- _WHAT TO WORK ON_
Pick out every line with the word "name" and copy it.

┌──

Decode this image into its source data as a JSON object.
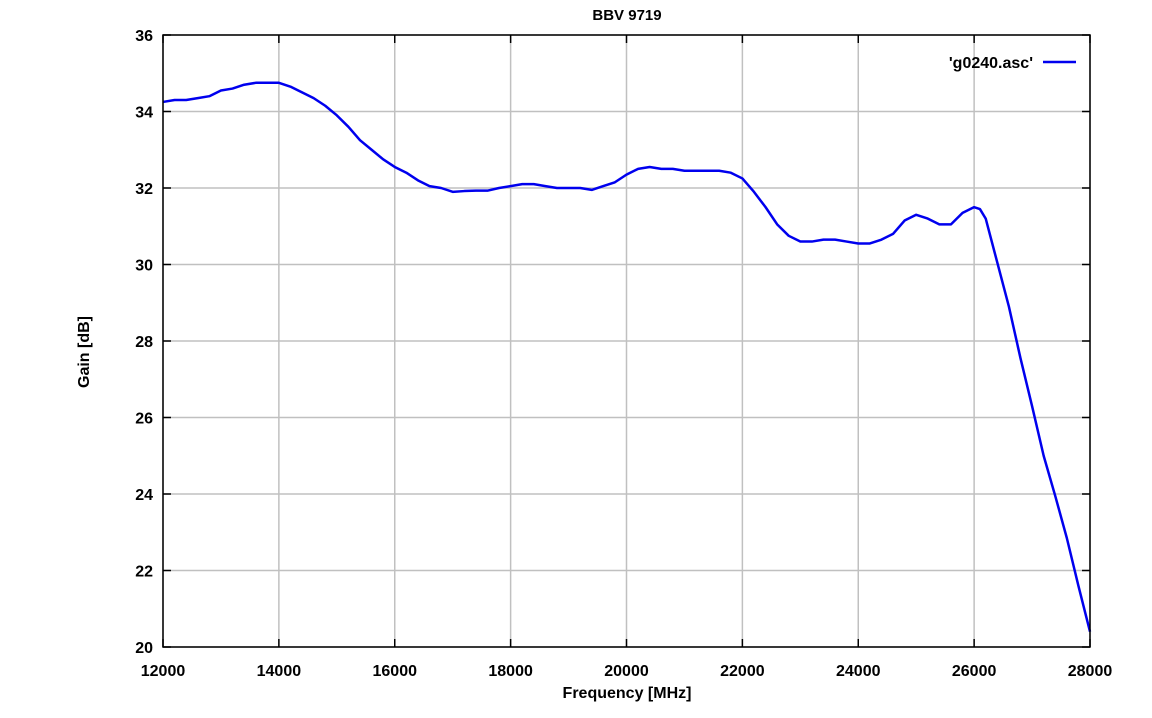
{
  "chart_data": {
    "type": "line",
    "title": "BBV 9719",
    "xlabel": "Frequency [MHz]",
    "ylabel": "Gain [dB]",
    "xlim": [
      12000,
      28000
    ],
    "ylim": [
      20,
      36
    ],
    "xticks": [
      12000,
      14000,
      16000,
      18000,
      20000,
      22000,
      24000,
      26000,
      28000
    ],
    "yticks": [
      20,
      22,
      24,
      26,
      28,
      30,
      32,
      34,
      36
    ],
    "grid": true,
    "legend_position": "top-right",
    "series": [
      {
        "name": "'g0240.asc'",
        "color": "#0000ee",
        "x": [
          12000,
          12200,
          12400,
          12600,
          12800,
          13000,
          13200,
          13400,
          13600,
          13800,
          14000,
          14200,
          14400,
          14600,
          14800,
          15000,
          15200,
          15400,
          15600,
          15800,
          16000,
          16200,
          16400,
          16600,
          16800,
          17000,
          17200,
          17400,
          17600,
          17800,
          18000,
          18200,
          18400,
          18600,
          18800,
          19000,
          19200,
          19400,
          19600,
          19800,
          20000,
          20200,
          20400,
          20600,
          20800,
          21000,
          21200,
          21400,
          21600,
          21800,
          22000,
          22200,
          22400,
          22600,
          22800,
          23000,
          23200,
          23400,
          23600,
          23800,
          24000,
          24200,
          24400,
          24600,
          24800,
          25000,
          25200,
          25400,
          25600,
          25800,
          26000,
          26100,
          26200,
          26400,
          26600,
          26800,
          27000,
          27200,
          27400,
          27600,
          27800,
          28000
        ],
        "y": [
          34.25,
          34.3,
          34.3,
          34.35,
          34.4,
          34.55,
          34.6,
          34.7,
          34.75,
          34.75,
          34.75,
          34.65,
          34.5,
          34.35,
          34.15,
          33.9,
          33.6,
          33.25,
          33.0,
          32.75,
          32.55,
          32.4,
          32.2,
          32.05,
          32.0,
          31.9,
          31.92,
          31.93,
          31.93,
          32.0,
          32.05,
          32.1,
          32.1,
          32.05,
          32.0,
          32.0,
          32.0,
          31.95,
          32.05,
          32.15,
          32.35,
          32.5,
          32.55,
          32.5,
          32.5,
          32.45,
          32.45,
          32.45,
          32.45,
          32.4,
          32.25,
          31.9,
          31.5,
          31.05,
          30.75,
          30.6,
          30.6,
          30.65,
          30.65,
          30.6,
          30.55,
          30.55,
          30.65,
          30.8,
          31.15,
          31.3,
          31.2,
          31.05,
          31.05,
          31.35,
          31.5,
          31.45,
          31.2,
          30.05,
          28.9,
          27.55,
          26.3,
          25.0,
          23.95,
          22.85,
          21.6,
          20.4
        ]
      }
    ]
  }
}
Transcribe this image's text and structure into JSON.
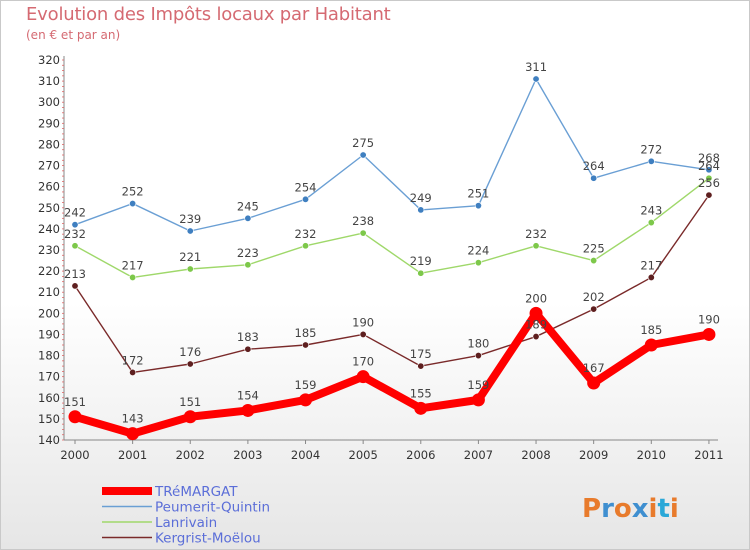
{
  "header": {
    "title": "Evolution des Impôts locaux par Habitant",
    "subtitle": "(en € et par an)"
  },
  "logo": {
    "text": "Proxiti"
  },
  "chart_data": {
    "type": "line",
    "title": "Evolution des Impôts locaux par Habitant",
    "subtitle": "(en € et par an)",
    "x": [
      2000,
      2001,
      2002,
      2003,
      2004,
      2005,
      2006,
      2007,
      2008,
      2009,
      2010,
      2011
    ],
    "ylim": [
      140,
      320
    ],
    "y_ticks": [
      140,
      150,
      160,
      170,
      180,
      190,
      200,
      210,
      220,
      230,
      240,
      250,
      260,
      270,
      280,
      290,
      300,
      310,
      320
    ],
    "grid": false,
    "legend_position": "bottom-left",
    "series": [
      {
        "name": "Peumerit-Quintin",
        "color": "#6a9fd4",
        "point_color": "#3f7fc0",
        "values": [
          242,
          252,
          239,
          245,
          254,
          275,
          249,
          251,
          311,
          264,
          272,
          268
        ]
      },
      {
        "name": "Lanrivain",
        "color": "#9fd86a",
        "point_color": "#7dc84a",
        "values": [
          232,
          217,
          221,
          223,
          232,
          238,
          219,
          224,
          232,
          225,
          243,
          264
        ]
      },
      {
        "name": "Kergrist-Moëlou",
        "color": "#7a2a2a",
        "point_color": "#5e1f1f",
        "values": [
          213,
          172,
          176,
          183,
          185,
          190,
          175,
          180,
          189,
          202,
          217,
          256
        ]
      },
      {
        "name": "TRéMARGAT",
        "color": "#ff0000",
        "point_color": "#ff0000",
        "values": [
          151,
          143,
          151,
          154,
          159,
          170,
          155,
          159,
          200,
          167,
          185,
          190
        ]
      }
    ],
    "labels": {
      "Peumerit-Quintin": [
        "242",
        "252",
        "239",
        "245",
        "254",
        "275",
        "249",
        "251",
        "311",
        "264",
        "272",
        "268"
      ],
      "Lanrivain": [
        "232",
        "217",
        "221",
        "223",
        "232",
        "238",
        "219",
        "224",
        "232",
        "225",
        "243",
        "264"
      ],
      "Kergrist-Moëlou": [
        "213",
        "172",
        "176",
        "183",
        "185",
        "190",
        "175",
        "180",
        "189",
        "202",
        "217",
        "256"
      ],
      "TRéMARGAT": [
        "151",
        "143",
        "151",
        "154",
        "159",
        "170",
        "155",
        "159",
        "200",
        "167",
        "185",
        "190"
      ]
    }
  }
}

└──

- _RESULT OF THE TASK_
        "name": "'g0240.asc'",
        "name": "Peumerit-Quintin",
        "name": "Lanrivain",
        "name": "Kergrist-Moëlou",
        "name": "TRéMARGAT",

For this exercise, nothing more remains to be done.